**REQUIRED TASK A**
Render a portion of the data items below as a JSON list of strings, one string per line and no blank lines. Begin at the line containing "327, 564, 339]" and stop after the line containing "table-row[interactable]: /f %allbutcommand%".

***

Washington is broken, and nowhere is that more evident than in the challenging environment Congress has created for small businesses. While politicians squawk over partisan issues, healthcare costs continue to rise, the regulatory environment becomes increasingly complicated, and banks remain reluctant to help entrepreneurs who create jobs.
I have spent my professional life as a businessman and entrepreneur, and I am running for Senate because I want to fix Washington’s broken system so that small businesses have the tools they need to succeed and grow jobs in communities across Kansas.
Forcing Washington to work for small businesses isn’t complicated. In fact, some of these changes are simply sitting on a desk waiting to be implemented. But Washington is so out of touch that politicians spend their time focused on the next election rather than actually making changes to create jobs. That ends now.
As an Independent, I can hold Washington accountable to make these changes, help small businesses, and create jobs in Kansas and around the country. My plan is simple:
These are issues Congress should have already addressed, but when we don’t answer to either political party, we can force Washington to solve problems.
Dodd-Frank was supposed to prevent “too big to fail” from ever happening again. Instead, smaller banks and credit unions are merging into larger institutions because of the increasing cost of regulations. Rather than spreading risk and reducing asset concentration, these regulations have actually increased both.
Banking regulation should focus on ensuring that those originating loans have skin in the game (by requiring that they keep a share of loans they originate) and maintaining proper capital requirements. Instead of using these basic guiding principles, Dodd-Frank tried to imagine every potential scenario and come up with a rule for it. This process has been absurdly slow, and it is ripe for special interest influence. Four years after its passage there are still nearly 100 rules not yet finalized.
Underwriting restrictions for Regional and Community Banks and Credit Unions need to be relaxed to give bankers the flexibility to serve their communities. These institutions should be trusted to make decisions that are in the best interests of their customers and shareholders without being second-guessed or subjected to burdensome regulatory hurdles.
While Congress can’t seem to get anything done, the Executive Branch still turns out thousands of rules and regulations every year. Since 1997 there have been at least 56,569 new federal rules and regulations issued. Complying with federal regulations cost Americans $1.863 trillion last year.
Even worse, these regulations have a disproportionate impact on small businesses. The Competitive Enterprise Institute found that “Firms with fewer than 20 employees pay an average of $10,585 per employee, compared to $7,755 for those with 500 or more employees.”
While regulation is important, and many are needed, there are clearly those that have outlived their purpose. That is why I would support a Regulatory Reduction Commission, modeled off of the Base Realignment and Closure (BRAC) Commission. The groups would look at one tenth of all regulations each year and come up with a list of those that should be eliminated. This recommendation would then go to Congress for a straight up or down vote. This idea has been proposed by both the left-leaning Progressive Policy Institute and the conservative Competitive Enterprise Institute.

***

**REQUIRED TASK B**
Write the next part of the campaign text on small businesses and federal regulation, picking up after its final sentence.

[Data items]
***

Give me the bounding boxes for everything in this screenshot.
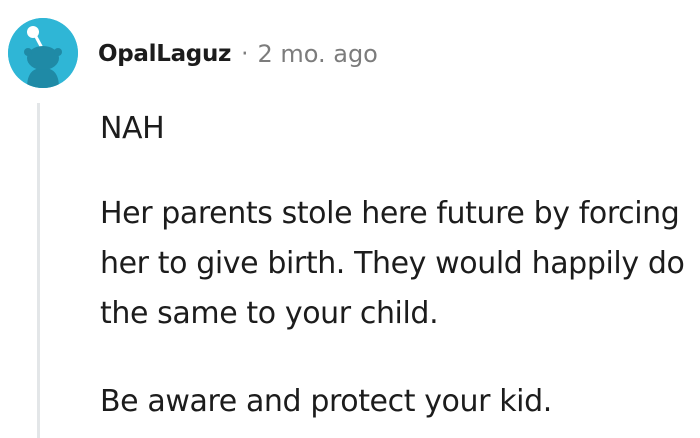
comment-paragraph: Her parents stole here future by forcing… <box>100 196 685 331</box>
author-username[interactable]: OpalLaguz <box>98 41 231 67</box>
user-avatar[interactable] <box>8 18 78 88</box>
comment-paragraph: Be aware and protect your kid. <box>100 384 552 419</box>
comment-meta: OpalLaguz · 2 mo. ago <box>98 36 378 72</box>
comment: OpalLaguz · 2 mo. ago NAH Her parents st… <box>0 0 700 438</box>
thread-collapse-line[interactable] <box>37 103 40 438</box>
meta-separator: · <box>241 41 249 67</box>
snoo-avatar-icon <box>8 18 78 88</box>
comment-timestamp[interactable]: 2 mo. ago <box>257 40 377 68</box>
comment-paragraph: NAH <box>100 111 165 146</box>
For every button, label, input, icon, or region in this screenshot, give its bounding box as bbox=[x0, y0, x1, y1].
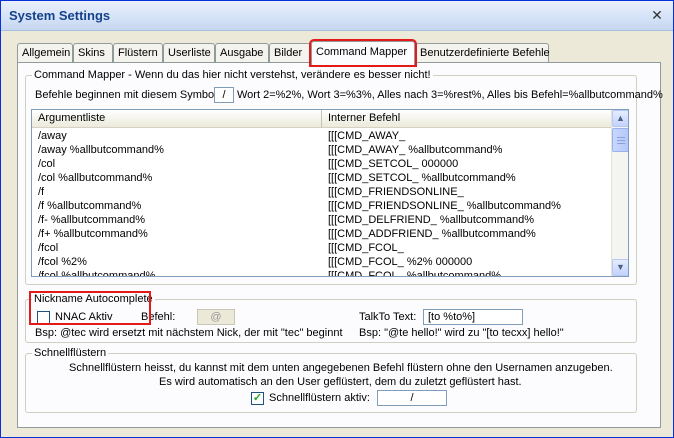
autocomplete-example-right: Bsp: "@te hello!" wird zu "[to tecxx] he… bbox=[359, 327, 564, 339]
schnellfluestern-legend: Schnellflüstern bbox=[32, 347, 109, 359]
tab-skins[interactable]: Skins bbox=[73, 43, 113, 63]
internal-command-cell: [[[CMD_FCOL_ bbox=[328, 242, 404, 254]
grip-line bbox=[617, 137, 625, 138]
table-row[interactable]: /away [[[CMD_AWAY_ bbox=[32, 129, 612, 143]
argument-cell: /f bbox=[38, 186, 45, 198]
grip-line bbox=[617, 143, 625, 144]
table-row[interactable]: /away %allbutcommand% [[[CMD_AWAY_ %allbu… bbox=[32, 143, 612, 157]
close-icon[interactable]: ✕ bbox=[649, 7, 665, 23]
table-row[interactable]: /f %allbutcommand% [[[CMD_FRIENDSONLINE_ … bbox=[32, 199, 612, 213]
table-row[interactable]: /fcol [[[CMD_FCOL_ bbox=[32, 241, 612, 255]
internal-command-cell: [[[CMD_ADDFRIEND_ %allbutcommand% bbox=[328, 228, 536, 240]
internal-command-cell: [[[CMD_FRIENDSONLINE_ bbox=[328, 186, 464, 198]
talkto-label: TalkTo Text: bbox=[359, 311, 417, 323]
table-row[interactable]: /f [[[CMD_FRIENDSONLINE_ bbox=[32, 185, 612, 199]
tab-ausgabe[interactable]: Ausgabe bbox=[215, 43, 269, 63]
grip-line bbox=[617, 140, 625, 141]
tab-command-mapper[interactable]: Command Mapper bbox=[309, 39, 417, 67]
argument-cell: /fcol %allbutcommand% bbox=[38, 270, 156, 277]
command-mapper-legend: Command Mapper - Wenn du das hier nicht … bbox=[32, 69, 433, 81]
internal-command-cell: [[[CMD_SETCOL_ %allbutcommand% bbox=[328, 172, 516, 184]
schnellfluestern-label: Schnellflüstern aktiv: bbox=[269, 392, 370, 404]
schnellfluestern-checkbox[interactable]: ✓ bbox=[251, 392, 264, 405]
table-row[interactable]: /fcol %allbutcommand% [[[CMD_FCOL_ %allbu… bbox=[32, 269, 612, 277]
nnac-checkbox[interactable] bbox=[37, 311, 50, 324]
internal-command-cell: [[[CMD_SETCOL_ 000000 bbox=[328, 158, 459, 170]
schnellfluestern-input[interactable]: / bbox=[377, 390, 447, 406]
autocomplete-example-left: Bsp: @tec wird ersetzt mit nächstem Nick… bbox=[35, 327, 343, 339]
column-header-interner-befehl[interactable]: Interner Befehl bbox=[322, 110, 612, 128]
internal-command-cell: [[[CMD_AWAY_ %allbutcommand% bbox=[328, 144, 503, 156]
argument-cell: /fcol %2% bbox=[38, 256, 87, 268]
internal-command-cell: [[[CMD_FCOL_ %allbutcommand% bbox=[328, 270, 502, 277]
table-row[interactable]: /f- %allbutcommand% [[[CMD_DELFRIEND_ %al… bbox=[32, 213, 612, 227]
schnellfluestern-description-1: Schnellflüstern heisst, du kannst mit de… bbox=[69, 362, 613, 374]
tab-userliste[interactable]: Userliste bbox=[163, 43, 215, 63]
internal-command-cell: [[[CMD_FRIENDSONLINE_ %allbutcommand% bbox=[328, 200, 561, 212]
internal-command-cell: [[[CMD_FCOL_ %2% 000000 bbox=[328, 256, 473, 268]
befehl-label: Befehl: bbox=[141, 311, 176, 323]
system-settings-window: System Settings ✕ Allgemein Skins Flüste… bbox=[0, 0, 674, 438]
argument-cell: /f %allbutcommand% bbox=[38, 200, 142, 212]
command-list-scrollbar[interactable]: ▲ ▼ bbox=[611, 110, 628, 276]
schnellfluestern-description-2: Es wird automatisch an den User geflüste… bbox=[159, 376, 522, 388]
tab-allgemein[interactable]: Allgemein bbox=[17, 43, 73, 63]
argument-cell: /fcol bbox=[38, 242, 59, 254]
scroll-up-icon[interactable]: ▲ bbox=[612, 110, 628, 127]
argument-cell: /col bbox=[38, 158, 56, 170]
tab-fluestern[interactable]: Flüstern bbox=[113, 43, 163, 63]
symbol-hint: Wort 2=%2%, Wort 3=%3%, Alles nach 3=%re… bbox=[237, 89, 663, 101]
internal-command-cell: [[[CMD_AWAY_ bbox=[328, 130, 406, 142]
scroll-thumb[interactable] bbox=[612, 128, 628, 152]
command-list-body: /away [[[CMD_AWAY_ /away %allbutcommand% [… bbox=[32, 129, 612, 277]
scroll-down-icon[interactable]: ▼ bbox=[612, 259, 628, 276]
symbol-label: Befehle beginnen mit diesem Symbol: bbox=[35, 89, 220, 101]
nnac-label: NNAC Aktiv bbox=[55, 311, 113, 323]
title-bar[interactable]: System Settings ✕ bbox=[1, 1, 673, 31]
argument-cell: /f- %allbutcommand% bbox=[38, 214, 145, 226]
column-header-argumentliste[interactable]: Argumentliste bbox=[32, 110, 322, 128]
nick-autocomplete-legend: Nickname Autocomplete bbox=[32, 293, 155, 305]
window-title: System Settings bbox=[9, 8, 111, 23]
table-row[interactable]: /col %allbutcommand% [[[CMD_SETCOL_ %allb… bbox=[32, 171, 612, 185]
table-row[interactable]: /col [[[CMD_SETCOL_ 000000 bbox=[32, 157, 612, 171]
tab-bilder[interactable]: Bilder bbox=[269, 43, 311, 63]
argument-cell: /col %allbutcommand% bbox=[38, 172, 153, 184]
tab-benutzerdefinierte-befehle[interactable]: Benutzerdefinierte Befehle bbox=[415, 43, 550, 63]
befehl-input[interactable]: @ bbox=[197, 309, 235, 325]
argument-cell: /away bbox=[38, 130, 67, 142]
argument-cell: /f+ %allbutcommand% bbox=[38, 228, 148, 240]
internal-command-cell: [[[CMD_DELFRIEND_ %allbutcommand% bbox=[328, 214, 535, 226]
table-row[interactable]: /fcol %2% [[[CMD_FCOL_ %2% 000000 bbox=[32, 255, 612, 269]
talkto-input[interactable]: [to %to%] bbox=[423, 309, 523, 325]
table-row[interactable]: /f+ %allbutcommand% [[[CMD_ADDFRIEND_ %al… bbox=[32, 227, 612, 241]
command-list[interactable]: Argumentliste Interner Befehl /away [[[CM… bbox=[31, 109, 629, 277]
argument-cell: /away %allbutcommand% bbox=[38, 144, 164, 156]
symbol-input[interactable]: / bbox=[214, 87, 234, 103]
command-list-header: Argumentliste Interner Befehl bbox=[32, 110, 612, 128]
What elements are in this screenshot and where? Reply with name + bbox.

***

**RIGHT ANSWER A**
[
  "autocomplete-example-right: Bsp: \"@te hello!\" wird zu \"[to tecxx] he… bbox=[359, 327, 564, 339]",
  "schnellfluestern-legend: Schnellflüstern bbox=[32, 347, 109, 359]",
  "tab-skins[interactable]: Skins bbox=[73, 43, 113, 63]",
  "internal-command-cell: [[[CMD_FCOL_ bbox=[328, 242, 404, 254]",
  "grip-line bbox=[617, 137, 625, 138]",
  "table-row[interactable]: /away [[[CMD_AWAY_ bbox=[32, 129, 612, 143]",
  "argument-cell: /f bbox=[38, 186, 45, 198]",
  "grip-line bbox=[617, 143, 625, 144]",
  "table-row[interactable]: /away %allbutcommand% [[[CMD_AWAY_ %allbu… bbox=[32, 143, 612, 157]",
  "close-icon[interactable]: ✕ bbox=[649, 7, 665, 23]",
  "table-row[interactable]: /f %allbutcommand% [[[CMD_FRIENDSONLINE_ … bbox=[32, 199, 612, 213]"
]

**RIGHT ANSWER B**
To remain competitive in the global marketplace, we need to keep college education affordable for the middle class, but rising college tuition makes that harder to accomplish.
Since 1980 the inflation adjusted cost of college tuition at public universities has tripled and more than doubled at private universities. We now have one trillion in student loan debt, up from $350 billion a decade ago.
This massive debt load students face upon graduation is now preventing many of them from being able to start their own businesses. That’s why the Kauffman Foundation recently noted that student loan debt was a top inhibitor to entrepreneurship and business creation.
While many have argued that the solution is increasing the dollar amount of loans to students, this has actually been counterproductive. Many colleges and universities have seen high demand and increased loans as a reason to increase their tuition and spending. Over the last 25 years, American colleges and universities added more than 517,000 administrators and other non-teaching employees, more than doubling the previous total. During that same time student enrollment is up only 48%.
As I have previously proposed, I believe that schools that benefit from government aid should be required to limit their cost increases to the inflation rate. Had we done this sooner, we wouldn't have the higher education affordability and student loan crisis that we have today.
Institutions that want to continue to raise their costs unfettered, can do so -- just without our money. Holding colleges and universities accountable for affordability should go hand in hand with the dollars we spend supporting their industry.
Small businesses are subject to a variety of different regulations by both the state and federal government. These regulators don’t regularly talk to each other, and as a result small business owners have to repeatedly set up multiple visits from a variety of different agencies. These regulators should respect small business owners’ time. To accomplish this we should offer incentives for a state to begin a trial program that integrates state and federal regulators so that they can regulate businesses together, similar to the way state regulators work with the FDIC to regulate banks. If these demonstration projects are successful we should eventually make such coordination mandatory.
Small business owners shouldn’t be subject to multiple government inspections every year where regulators simply look to identify violations, no matter how insignificant, as a way to justify the regulator’s existence.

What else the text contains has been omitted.